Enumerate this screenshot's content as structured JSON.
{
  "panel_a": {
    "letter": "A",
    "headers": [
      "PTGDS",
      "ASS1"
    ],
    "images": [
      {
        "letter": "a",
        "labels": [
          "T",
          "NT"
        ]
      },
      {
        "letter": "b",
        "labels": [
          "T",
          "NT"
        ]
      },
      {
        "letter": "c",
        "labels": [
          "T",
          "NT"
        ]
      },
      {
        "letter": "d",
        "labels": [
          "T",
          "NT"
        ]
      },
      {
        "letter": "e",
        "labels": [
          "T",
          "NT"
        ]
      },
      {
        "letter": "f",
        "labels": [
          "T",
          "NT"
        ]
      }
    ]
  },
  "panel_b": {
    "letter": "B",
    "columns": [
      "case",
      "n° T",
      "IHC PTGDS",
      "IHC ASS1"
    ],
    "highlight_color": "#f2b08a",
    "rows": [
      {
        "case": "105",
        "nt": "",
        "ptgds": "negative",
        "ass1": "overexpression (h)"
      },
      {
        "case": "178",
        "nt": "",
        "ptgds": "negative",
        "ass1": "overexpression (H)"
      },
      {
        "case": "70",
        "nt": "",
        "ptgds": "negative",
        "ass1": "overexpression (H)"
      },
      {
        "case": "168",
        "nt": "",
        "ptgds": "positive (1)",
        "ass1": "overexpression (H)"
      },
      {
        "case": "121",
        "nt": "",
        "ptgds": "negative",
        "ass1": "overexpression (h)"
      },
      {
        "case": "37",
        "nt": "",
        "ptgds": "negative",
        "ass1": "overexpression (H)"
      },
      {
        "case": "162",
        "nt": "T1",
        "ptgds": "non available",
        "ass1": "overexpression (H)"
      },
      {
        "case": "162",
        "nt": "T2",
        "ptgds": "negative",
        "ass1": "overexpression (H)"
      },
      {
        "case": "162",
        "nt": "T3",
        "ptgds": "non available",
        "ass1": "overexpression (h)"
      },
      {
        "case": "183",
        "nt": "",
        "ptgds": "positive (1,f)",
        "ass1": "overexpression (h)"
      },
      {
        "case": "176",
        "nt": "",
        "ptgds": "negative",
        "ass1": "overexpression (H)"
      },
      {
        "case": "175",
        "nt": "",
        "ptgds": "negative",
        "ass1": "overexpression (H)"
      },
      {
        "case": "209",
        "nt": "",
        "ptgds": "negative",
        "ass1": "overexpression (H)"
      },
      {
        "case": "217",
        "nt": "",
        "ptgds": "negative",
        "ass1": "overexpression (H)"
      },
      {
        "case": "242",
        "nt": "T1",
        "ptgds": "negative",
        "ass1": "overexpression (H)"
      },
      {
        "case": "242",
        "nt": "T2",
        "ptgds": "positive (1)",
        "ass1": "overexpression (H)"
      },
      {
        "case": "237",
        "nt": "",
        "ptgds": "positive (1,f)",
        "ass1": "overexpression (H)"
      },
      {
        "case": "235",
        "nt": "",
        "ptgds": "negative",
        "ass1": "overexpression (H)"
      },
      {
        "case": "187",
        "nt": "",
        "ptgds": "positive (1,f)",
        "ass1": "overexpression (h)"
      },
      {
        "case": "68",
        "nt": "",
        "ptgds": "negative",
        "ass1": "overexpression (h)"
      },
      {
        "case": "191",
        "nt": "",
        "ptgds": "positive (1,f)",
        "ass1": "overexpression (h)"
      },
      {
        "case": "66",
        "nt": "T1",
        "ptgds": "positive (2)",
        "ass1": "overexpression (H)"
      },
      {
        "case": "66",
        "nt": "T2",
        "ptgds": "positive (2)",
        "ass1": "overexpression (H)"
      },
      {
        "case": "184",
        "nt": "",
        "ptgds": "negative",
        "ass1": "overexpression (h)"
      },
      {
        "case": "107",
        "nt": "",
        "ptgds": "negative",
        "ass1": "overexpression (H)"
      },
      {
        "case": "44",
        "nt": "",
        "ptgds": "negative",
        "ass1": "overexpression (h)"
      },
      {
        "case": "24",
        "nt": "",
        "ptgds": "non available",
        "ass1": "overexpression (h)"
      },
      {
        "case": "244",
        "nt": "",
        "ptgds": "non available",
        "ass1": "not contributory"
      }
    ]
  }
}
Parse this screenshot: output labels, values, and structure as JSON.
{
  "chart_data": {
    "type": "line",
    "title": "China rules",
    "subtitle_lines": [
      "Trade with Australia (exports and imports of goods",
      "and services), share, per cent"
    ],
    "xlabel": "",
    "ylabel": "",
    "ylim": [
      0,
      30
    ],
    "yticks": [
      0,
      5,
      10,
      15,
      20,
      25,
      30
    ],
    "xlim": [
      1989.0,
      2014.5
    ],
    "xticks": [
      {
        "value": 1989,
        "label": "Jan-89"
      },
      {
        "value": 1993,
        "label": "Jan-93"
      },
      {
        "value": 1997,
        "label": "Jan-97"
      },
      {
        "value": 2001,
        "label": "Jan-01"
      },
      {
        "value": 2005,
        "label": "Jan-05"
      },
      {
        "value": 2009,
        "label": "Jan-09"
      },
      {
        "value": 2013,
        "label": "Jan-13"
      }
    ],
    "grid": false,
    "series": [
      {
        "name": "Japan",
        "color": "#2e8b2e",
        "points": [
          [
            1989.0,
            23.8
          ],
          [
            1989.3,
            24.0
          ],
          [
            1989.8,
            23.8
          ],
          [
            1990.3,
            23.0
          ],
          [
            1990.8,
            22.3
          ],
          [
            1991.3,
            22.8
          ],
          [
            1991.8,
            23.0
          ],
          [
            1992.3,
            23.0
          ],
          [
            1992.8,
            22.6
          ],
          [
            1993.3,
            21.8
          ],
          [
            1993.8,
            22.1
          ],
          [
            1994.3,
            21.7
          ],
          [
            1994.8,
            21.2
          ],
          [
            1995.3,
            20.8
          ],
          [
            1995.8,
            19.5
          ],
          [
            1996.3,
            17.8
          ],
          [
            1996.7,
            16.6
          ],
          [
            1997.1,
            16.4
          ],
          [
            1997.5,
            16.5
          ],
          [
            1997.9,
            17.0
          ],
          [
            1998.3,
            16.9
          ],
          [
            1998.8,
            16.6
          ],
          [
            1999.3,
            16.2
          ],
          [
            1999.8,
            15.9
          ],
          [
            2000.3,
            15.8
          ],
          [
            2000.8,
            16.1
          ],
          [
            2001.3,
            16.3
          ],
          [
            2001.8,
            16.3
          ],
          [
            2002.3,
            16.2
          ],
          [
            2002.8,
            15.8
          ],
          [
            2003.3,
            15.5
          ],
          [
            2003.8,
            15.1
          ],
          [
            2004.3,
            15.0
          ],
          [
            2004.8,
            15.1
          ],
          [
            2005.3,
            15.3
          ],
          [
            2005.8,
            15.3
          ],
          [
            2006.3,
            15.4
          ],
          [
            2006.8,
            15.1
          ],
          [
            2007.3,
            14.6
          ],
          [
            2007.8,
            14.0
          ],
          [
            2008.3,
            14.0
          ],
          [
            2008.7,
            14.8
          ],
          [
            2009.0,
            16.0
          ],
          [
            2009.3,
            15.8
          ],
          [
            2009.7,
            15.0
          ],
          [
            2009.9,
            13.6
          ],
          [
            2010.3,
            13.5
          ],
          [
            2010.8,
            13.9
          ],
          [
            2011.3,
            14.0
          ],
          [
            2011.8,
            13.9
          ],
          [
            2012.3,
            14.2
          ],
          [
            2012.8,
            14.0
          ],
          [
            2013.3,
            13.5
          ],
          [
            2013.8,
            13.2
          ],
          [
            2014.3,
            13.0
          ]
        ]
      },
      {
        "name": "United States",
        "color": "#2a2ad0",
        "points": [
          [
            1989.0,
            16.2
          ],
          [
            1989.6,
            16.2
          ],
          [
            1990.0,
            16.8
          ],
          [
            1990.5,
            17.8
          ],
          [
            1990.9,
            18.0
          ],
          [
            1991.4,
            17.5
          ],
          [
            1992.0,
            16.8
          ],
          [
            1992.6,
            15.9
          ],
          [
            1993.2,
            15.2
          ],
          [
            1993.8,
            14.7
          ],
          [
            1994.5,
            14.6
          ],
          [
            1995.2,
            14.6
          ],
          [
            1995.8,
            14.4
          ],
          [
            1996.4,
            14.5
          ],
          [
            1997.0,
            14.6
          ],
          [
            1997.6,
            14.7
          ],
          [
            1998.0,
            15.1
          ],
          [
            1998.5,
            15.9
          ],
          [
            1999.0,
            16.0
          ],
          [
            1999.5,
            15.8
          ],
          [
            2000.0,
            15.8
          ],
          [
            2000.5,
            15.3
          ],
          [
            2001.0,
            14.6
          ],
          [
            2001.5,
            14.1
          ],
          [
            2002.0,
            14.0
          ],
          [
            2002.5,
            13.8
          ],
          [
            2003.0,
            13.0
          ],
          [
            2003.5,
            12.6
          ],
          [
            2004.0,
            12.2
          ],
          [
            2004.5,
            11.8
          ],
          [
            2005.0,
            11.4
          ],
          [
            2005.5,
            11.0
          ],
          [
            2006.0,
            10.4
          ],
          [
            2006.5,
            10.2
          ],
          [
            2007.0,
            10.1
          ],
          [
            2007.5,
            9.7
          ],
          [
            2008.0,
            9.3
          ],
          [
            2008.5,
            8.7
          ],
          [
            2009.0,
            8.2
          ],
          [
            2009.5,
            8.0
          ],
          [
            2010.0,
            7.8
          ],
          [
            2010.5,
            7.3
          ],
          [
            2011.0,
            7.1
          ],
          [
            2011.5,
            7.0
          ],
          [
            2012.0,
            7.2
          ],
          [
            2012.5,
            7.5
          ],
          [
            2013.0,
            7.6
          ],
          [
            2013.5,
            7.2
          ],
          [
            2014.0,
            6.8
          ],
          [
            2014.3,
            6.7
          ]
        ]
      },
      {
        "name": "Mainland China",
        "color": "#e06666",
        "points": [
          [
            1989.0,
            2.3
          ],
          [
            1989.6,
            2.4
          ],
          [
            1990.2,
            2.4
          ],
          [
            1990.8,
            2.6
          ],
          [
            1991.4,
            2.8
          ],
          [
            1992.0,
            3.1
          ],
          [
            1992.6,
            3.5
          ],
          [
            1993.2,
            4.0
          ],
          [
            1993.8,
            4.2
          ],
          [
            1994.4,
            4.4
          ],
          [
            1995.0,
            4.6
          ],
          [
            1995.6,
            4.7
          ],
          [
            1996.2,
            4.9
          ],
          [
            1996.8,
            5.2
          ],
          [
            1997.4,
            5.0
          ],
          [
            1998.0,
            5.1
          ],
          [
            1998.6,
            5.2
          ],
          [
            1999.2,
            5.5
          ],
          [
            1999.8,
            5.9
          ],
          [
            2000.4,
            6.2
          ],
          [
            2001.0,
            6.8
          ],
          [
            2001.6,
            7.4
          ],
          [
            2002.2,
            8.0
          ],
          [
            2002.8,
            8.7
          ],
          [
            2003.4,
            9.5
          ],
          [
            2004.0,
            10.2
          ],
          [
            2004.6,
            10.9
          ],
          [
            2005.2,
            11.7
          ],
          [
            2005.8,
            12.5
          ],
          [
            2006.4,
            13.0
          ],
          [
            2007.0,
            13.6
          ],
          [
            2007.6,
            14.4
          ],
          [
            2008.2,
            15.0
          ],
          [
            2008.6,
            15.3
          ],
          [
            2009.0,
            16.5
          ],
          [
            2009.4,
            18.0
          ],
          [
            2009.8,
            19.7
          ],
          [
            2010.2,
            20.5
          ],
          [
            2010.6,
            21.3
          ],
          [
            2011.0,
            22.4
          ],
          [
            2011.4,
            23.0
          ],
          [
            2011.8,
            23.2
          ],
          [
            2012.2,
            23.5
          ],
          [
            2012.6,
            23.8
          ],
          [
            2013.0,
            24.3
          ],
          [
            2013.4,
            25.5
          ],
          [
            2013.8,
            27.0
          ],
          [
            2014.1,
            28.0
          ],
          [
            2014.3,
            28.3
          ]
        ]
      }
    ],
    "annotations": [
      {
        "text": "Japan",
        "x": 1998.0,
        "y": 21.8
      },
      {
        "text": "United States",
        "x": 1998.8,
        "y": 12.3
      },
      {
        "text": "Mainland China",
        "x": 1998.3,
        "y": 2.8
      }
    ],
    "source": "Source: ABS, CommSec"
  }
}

--*--

_Problem to solve_
Identify lines with the string "States". Copy each one.

_Solution to the exercise_
        "name": "United States",
        "text": "United States",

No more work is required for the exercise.